What is being asked
Write the count of lines that contain the word "hvad" and nothing else.

Task inputs
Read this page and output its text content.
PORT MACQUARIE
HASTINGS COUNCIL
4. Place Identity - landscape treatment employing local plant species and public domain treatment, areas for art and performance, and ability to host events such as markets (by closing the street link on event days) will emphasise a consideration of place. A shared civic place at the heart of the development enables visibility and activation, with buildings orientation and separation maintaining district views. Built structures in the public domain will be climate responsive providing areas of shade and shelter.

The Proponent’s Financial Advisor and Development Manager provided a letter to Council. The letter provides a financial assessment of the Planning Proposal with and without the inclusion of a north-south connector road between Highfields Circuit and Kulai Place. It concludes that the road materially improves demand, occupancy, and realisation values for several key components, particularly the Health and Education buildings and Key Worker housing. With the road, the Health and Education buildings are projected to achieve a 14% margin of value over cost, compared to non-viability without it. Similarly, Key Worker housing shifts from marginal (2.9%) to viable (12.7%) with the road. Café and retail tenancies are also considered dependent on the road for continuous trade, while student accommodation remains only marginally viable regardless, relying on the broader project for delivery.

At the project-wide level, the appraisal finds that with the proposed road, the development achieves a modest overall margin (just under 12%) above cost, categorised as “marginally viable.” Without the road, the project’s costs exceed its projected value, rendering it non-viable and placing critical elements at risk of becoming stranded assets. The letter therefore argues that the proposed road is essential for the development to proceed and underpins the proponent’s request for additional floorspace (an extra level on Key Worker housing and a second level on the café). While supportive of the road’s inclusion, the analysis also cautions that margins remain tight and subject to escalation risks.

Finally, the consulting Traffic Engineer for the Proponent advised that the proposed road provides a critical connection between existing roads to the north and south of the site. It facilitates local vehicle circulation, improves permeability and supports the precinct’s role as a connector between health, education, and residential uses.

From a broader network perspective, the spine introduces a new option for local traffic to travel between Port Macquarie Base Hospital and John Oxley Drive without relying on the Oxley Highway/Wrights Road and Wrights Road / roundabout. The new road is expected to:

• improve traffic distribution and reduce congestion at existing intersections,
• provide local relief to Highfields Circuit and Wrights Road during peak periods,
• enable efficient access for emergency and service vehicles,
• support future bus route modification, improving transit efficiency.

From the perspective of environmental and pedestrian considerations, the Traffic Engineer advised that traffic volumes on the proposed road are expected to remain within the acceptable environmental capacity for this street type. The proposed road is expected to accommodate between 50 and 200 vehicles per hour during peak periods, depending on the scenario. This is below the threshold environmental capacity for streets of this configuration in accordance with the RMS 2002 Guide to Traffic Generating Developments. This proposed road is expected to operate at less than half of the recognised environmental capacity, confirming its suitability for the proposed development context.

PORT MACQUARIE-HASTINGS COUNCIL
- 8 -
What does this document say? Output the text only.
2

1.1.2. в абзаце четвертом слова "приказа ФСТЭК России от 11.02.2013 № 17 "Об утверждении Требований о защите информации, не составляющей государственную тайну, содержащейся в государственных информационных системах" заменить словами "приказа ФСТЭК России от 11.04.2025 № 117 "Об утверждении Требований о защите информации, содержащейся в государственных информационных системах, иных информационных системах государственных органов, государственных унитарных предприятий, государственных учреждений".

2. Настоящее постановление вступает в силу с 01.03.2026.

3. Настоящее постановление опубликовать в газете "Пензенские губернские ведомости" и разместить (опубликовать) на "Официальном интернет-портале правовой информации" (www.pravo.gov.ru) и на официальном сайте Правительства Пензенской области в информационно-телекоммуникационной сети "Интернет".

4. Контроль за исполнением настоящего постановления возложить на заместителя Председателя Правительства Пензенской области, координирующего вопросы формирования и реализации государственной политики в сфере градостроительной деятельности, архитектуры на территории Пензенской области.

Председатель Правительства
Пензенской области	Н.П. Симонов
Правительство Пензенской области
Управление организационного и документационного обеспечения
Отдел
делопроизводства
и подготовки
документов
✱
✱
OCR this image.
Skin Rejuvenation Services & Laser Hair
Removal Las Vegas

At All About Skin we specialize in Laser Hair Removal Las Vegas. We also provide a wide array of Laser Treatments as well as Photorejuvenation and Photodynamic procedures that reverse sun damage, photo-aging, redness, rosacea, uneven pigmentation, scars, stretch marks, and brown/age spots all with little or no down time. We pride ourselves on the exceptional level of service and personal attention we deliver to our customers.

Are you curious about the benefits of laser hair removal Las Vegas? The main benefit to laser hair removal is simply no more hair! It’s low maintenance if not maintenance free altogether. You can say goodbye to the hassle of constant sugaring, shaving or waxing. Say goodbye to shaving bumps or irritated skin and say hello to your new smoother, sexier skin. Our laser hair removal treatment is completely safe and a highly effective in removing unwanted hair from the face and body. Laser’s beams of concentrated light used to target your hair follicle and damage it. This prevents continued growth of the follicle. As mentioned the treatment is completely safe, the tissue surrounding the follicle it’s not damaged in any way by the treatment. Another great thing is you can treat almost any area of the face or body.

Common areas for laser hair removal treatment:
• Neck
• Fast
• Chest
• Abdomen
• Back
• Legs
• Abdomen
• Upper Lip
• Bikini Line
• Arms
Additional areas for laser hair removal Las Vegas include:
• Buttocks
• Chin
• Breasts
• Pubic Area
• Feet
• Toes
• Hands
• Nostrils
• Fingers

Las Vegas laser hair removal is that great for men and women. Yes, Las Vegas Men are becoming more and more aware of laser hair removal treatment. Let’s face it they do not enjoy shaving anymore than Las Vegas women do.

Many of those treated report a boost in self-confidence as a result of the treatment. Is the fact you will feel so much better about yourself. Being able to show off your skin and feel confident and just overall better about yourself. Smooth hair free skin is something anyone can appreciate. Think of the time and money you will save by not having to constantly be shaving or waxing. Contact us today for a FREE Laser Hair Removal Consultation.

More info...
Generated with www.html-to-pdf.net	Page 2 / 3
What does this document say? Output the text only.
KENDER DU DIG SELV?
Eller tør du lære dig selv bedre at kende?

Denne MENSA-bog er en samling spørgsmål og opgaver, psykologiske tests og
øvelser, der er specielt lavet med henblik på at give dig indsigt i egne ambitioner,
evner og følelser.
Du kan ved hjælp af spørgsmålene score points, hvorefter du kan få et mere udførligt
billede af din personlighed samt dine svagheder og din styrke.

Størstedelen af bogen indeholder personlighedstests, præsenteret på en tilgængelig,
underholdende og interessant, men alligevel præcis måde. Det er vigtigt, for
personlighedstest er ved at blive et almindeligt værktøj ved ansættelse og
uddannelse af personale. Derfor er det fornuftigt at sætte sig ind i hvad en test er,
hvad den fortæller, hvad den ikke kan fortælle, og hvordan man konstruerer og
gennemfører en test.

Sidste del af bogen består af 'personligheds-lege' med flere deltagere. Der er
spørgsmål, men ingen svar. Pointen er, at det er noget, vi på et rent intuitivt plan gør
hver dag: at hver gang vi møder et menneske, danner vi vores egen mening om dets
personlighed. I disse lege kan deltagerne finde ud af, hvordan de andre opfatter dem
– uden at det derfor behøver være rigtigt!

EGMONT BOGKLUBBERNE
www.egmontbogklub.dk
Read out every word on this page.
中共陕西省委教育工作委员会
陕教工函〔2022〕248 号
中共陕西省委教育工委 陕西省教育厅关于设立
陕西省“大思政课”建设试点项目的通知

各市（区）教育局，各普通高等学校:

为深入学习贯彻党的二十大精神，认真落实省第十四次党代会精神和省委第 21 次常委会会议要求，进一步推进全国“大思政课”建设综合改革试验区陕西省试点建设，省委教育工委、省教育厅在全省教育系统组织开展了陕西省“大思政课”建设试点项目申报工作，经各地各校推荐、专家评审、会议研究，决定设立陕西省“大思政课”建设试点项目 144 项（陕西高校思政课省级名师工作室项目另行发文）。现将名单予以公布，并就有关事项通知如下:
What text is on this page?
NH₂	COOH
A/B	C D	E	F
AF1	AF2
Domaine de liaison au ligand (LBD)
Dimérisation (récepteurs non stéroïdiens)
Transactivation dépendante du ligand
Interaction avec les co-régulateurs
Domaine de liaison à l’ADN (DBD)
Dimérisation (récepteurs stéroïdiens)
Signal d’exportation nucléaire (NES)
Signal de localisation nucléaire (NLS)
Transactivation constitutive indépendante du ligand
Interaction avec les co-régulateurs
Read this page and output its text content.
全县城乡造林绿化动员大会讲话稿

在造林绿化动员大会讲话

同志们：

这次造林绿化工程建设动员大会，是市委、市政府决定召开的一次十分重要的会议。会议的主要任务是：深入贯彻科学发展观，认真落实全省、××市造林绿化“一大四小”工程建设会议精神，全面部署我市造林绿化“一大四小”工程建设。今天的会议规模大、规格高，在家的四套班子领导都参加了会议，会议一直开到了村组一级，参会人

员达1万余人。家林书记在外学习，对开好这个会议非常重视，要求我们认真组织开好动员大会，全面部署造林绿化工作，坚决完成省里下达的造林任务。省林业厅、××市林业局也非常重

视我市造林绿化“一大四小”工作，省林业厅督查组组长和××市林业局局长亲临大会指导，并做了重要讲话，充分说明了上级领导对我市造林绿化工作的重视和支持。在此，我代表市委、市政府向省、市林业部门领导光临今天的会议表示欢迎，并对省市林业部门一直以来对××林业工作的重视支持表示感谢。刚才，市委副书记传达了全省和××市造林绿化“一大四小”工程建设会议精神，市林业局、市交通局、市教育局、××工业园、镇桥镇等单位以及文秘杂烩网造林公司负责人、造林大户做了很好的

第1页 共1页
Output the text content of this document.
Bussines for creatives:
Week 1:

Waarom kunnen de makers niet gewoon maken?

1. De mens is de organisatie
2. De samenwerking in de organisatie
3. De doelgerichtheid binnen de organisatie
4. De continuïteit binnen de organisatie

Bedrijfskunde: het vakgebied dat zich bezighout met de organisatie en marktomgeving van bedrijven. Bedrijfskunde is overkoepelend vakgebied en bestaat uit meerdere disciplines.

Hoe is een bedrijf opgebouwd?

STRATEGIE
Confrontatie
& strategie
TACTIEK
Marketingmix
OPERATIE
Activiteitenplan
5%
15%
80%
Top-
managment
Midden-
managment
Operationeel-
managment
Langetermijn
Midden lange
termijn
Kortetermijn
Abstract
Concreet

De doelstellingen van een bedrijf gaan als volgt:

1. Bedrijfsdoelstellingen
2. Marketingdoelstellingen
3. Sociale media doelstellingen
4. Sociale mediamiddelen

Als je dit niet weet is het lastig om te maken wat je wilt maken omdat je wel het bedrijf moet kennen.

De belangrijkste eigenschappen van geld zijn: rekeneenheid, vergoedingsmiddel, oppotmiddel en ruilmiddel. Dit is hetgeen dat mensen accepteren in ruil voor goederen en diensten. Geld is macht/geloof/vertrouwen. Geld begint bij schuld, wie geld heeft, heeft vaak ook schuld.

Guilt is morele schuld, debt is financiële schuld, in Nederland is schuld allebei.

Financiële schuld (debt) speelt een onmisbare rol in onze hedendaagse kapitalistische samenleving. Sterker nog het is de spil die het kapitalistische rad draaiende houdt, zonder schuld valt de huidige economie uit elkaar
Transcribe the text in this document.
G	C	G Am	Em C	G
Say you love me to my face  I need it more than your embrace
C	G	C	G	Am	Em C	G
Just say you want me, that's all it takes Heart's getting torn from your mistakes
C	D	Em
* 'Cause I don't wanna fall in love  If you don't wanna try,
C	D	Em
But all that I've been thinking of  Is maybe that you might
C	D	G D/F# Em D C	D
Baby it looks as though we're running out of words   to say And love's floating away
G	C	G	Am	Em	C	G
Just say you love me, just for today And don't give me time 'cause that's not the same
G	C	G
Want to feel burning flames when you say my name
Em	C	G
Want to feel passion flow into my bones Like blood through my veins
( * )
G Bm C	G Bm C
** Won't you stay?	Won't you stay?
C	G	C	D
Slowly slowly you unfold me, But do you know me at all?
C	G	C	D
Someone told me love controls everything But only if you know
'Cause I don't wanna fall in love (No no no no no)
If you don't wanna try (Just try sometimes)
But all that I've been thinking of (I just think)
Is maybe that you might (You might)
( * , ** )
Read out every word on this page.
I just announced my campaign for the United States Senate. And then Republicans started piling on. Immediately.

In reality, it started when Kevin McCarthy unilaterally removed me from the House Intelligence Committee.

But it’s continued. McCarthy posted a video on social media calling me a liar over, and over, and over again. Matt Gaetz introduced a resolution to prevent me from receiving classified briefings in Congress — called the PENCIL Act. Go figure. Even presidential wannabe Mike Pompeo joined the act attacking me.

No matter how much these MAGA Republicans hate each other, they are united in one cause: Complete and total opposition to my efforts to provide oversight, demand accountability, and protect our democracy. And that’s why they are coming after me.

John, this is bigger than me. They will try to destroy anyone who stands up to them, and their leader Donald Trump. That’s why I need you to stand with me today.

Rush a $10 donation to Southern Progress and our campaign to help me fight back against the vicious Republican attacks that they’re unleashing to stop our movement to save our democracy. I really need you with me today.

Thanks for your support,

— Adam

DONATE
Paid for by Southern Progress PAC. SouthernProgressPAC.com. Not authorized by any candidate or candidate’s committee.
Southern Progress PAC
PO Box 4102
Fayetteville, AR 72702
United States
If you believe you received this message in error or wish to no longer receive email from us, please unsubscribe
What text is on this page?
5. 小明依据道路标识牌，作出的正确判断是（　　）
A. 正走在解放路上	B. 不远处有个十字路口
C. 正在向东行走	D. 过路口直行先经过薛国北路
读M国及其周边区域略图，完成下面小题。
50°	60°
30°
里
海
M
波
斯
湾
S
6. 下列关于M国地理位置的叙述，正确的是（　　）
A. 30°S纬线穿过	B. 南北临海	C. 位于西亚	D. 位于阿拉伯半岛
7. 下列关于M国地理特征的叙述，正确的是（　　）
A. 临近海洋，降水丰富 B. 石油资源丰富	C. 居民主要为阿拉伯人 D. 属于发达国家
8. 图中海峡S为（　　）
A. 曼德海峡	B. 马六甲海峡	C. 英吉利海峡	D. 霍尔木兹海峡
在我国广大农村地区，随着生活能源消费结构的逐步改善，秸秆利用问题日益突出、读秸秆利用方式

Right answer
2